Passage given:
╔══
First of all note that the Cauchy kernel "creates" holomorphic functions. That is to say that if $$\Omega$$ is a simply connected open set with boundary $$b\Omega$$, and $$g: b\Omega \to \mathbb{C}$$ is continuous* then the function $$f: \Omega \to \mathbb{C}$$ defined by

$$f(z) = \int_{b\Omega} \frac{g(\zeta)}{\zeta - z} \textrm{ d}\zeta$$

is holomorphic on $$\Omega$$.

Conceptually this is true just because $$\frac{g(\zeta)}{\zeta - z}$$ is a holomorphic function in $$z$$ for each fixed $$\zeta$$, and you are just summing up a bunch of those when you take the integral. This idea can be formalized into a proof by going back to the definition of the integral as a limit of a sequence of sums, and then extracting a uniform limit of holomorphic functions. Alternatively one could use Fubini's theorem and Morera's theorem together to reach the same conclusion.
╚══
Aim A:
Reproduce word for word the part of the passage on the Cauchy kernel that begins at the words "is holomorphic on" and stops after the words "the same conclusion.".
Aim B:
According to the passage on the Cauchy kernel, why is the function f defined by the integral over bΩ holomorphic on Ω? Answer in one to three sentences.

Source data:
╔══
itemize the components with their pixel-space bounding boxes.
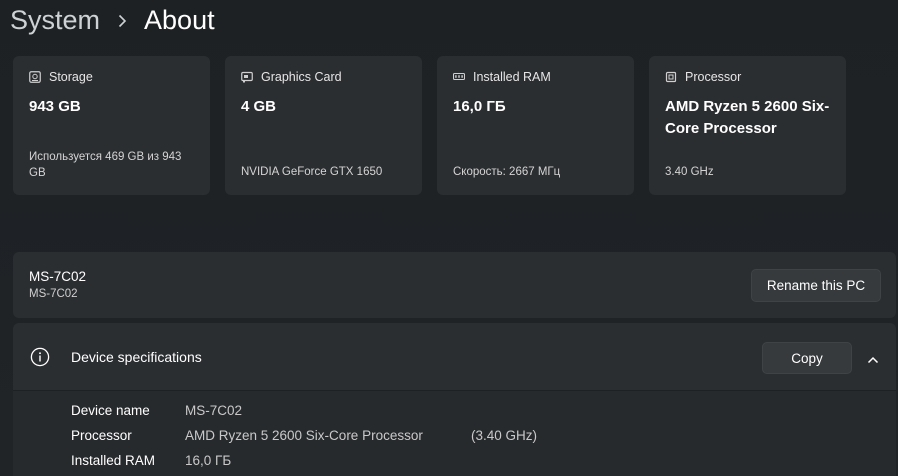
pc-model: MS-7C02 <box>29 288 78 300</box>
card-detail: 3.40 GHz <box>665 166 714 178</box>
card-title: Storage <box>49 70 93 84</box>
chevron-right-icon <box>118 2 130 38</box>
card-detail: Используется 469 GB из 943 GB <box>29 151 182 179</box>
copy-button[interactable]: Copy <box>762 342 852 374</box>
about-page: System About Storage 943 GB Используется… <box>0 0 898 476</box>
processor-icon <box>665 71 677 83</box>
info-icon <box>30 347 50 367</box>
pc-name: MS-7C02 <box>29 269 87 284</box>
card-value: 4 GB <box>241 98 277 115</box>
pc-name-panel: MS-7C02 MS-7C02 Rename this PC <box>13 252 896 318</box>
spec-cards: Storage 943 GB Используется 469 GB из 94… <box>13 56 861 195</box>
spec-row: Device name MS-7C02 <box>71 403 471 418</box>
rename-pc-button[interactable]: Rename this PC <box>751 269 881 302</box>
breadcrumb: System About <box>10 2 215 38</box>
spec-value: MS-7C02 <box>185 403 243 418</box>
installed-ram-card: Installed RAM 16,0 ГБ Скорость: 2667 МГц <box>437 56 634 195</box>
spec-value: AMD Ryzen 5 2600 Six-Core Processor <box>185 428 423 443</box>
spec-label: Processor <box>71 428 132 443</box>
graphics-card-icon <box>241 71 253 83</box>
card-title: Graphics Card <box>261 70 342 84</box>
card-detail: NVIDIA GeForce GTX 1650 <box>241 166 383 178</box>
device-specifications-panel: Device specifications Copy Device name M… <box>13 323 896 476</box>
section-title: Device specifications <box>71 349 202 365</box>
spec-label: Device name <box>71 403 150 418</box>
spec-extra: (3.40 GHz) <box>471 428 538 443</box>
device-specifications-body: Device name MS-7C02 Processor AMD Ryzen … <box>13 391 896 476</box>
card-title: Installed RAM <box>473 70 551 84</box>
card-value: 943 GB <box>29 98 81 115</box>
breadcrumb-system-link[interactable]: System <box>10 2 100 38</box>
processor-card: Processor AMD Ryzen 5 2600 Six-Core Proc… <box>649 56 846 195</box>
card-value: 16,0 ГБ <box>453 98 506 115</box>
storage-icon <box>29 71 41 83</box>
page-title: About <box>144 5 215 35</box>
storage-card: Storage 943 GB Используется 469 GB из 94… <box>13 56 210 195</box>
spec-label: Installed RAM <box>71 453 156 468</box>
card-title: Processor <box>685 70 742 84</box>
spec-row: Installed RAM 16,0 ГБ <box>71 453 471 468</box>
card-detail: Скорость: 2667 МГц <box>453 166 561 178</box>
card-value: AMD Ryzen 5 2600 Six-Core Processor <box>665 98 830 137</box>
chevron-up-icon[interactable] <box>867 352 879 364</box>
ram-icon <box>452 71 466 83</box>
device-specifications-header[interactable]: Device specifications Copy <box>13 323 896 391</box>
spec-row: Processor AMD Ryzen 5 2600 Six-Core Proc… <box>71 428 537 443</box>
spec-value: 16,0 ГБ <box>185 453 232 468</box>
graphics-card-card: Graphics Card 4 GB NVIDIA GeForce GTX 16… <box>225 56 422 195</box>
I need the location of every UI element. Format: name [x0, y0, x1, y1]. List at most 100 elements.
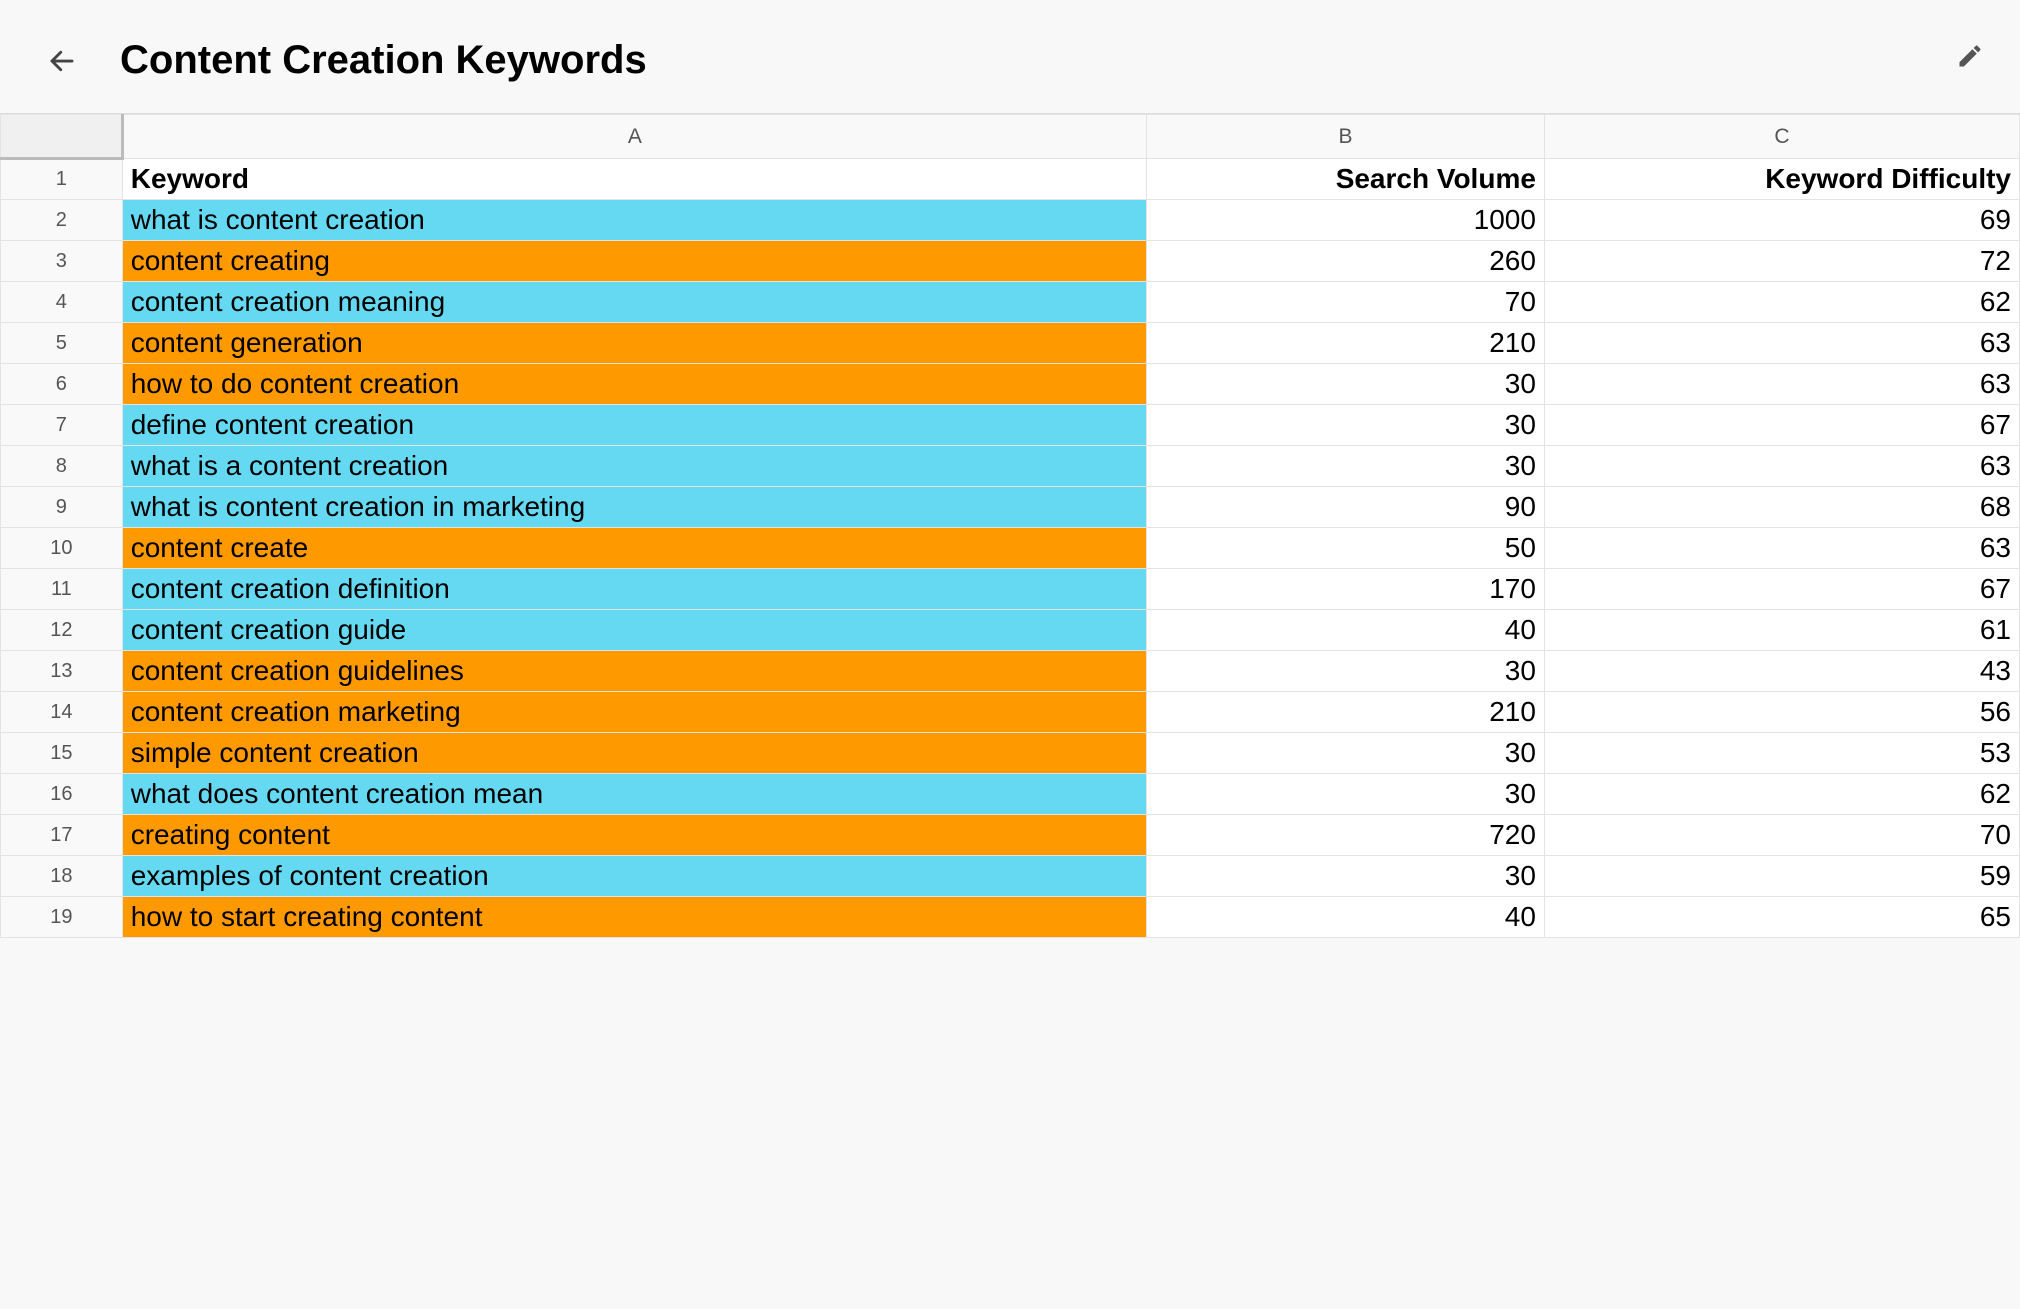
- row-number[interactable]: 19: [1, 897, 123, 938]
╚══
Written solution A:
is holomorphic on $$\Omega$$.

Conceptually this is true just because $$\frac{g(\zeta)}{\zeta - z}$$ is a holomorphic function in $$z$$ for each fixed $$\zeta$$, and you are just summing up a bunch of those when you take the integral. This idea can be formalized into a proof by going back to the definition of the integral as a limit of a sequence of sums, and then extracting a uniform limit of holomorphic functions. Alternatively one could use Fubini's theorem and Morera's theorem together to reach the same conclusion.

Written solution B:
For each fixed ζ, the expression g(ζ)/(ζ − z) is a holomorphic function of z. Taking the integral amounts to summing many such functions.